• PROVIDED RECORDS:
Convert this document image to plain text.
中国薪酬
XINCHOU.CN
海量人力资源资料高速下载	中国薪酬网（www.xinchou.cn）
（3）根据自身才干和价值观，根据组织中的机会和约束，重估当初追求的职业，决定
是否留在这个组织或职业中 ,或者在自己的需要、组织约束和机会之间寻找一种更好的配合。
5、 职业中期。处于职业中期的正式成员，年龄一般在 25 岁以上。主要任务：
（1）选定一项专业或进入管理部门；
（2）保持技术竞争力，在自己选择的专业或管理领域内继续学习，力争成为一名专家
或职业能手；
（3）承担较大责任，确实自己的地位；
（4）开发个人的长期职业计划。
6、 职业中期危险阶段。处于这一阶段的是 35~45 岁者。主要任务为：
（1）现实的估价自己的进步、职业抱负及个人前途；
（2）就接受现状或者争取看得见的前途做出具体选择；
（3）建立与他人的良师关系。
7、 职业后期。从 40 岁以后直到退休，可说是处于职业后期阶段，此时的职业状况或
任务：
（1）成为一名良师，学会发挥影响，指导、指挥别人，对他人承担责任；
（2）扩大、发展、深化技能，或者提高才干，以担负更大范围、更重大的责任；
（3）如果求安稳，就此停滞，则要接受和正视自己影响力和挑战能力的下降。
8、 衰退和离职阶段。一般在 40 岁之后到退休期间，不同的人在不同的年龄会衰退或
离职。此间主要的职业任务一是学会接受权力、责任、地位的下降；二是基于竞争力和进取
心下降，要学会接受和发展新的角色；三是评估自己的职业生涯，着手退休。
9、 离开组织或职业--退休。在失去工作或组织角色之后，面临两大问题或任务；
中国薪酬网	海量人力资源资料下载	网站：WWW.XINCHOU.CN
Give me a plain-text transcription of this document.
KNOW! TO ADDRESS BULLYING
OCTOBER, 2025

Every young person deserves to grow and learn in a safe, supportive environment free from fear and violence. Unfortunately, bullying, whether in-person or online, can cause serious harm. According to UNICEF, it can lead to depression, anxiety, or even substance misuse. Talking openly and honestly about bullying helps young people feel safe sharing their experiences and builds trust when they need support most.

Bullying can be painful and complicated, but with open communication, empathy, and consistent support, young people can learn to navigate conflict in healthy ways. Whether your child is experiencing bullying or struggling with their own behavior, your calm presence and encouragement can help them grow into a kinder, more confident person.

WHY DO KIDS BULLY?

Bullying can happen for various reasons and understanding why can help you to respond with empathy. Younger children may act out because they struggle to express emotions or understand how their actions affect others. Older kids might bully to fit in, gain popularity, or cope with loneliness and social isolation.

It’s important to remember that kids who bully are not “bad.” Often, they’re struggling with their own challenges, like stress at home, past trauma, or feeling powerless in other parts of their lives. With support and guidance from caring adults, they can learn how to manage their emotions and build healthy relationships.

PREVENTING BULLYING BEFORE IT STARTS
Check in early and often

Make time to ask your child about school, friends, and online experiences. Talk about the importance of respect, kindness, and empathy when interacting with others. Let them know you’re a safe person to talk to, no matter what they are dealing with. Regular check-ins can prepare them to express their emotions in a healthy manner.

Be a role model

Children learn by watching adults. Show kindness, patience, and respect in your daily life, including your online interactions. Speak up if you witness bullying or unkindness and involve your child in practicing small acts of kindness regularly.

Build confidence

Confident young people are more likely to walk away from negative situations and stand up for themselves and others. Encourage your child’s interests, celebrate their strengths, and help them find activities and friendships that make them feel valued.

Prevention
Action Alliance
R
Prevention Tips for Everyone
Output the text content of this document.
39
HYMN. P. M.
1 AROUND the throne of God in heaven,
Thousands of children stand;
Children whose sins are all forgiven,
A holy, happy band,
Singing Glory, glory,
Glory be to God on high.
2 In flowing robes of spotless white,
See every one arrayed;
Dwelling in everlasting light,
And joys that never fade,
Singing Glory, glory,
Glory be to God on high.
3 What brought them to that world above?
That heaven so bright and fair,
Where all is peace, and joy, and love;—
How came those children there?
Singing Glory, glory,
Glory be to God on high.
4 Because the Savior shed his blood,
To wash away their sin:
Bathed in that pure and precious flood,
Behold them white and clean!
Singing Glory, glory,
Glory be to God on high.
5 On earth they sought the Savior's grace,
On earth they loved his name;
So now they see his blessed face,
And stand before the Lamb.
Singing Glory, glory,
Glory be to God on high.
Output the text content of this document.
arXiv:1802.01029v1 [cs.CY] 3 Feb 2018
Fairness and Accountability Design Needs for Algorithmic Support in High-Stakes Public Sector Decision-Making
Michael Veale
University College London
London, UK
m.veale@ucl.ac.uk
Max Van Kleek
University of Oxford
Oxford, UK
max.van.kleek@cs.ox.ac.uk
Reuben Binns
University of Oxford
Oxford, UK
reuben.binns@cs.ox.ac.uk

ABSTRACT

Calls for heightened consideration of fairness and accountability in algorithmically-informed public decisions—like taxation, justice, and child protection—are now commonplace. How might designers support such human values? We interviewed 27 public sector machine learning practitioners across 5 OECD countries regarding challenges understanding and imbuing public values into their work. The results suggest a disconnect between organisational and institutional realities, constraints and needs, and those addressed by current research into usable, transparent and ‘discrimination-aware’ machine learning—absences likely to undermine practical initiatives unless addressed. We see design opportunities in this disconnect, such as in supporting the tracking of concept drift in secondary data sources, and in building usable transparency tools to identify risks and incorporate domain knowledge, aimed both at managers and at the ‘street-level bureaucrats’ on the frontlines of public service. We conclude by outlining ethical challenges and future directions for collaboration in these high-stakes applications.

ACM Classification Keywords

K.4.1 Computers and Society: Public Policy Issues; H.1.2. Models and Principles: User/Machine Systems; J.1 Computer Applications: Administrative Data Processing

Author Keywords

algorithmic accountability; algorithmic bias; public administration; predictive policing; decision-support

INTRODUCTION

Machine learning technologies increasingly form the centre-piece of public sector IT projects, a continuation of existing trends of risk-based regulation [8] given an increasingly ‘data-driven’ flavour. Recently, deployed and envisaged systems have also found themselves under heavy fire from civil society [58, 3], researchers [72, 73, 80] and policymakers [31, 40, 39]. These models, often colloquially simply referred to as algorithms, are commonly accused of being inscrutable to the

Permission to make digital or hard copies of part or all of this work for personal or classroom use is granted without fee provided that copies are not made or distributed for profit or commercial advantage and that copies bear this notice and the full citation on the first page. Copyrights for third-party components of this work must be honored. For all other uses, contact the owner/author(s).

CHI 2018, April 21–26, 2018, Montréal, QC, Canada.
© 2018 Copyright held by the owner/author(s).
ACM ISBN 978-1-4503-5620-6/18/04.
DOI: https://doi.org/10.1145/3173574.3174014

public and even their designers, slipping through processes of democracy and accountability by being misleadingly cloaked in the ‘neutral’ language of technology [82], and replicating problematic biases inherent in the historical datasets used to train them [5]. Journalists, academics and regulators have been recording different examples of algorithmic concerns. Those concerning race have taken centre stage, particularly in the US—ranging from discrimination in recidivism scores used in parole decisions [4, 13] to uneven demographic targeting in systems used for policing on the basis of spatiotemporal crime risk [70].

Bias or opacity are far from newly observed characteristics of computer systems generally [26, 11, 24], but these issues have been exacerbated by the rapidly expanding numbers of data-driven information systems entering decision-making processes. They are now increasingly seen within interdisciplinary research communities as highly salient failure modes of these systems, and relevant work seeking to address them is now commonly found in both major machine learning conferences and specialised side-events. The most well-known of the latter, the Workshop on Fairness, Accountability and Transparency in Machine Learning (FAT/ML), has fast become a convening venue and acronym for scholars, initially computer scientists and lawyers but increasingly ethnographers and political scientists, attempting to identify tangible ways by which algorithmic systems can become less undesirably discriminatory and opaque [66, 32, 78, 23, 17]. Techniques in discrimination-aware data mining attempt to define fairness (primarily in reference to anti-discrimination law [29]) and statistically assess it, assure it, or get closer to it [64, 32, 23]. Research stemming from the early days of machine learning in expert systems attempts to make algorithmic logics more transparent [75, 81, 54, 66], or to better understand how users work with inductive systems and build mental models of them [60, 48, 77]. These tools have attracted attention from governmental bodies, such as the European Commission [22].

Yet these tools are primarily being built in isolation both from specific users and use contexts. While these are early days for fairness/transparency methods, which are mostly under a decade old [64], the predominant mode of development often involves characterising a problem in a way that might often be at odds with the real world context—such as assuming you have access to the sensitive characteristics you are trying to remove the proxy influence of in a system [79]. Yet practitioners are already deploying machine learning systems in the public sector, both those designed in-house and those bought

• WRITTEN PROBLEM: From the entries above, copy every line that holds the word "document".

• RESULT OF THIS TASK:
Convert this document image to plain text.
Give me a plain-text transcription of this document.
Output the text content of this document.
Output the text content of this document.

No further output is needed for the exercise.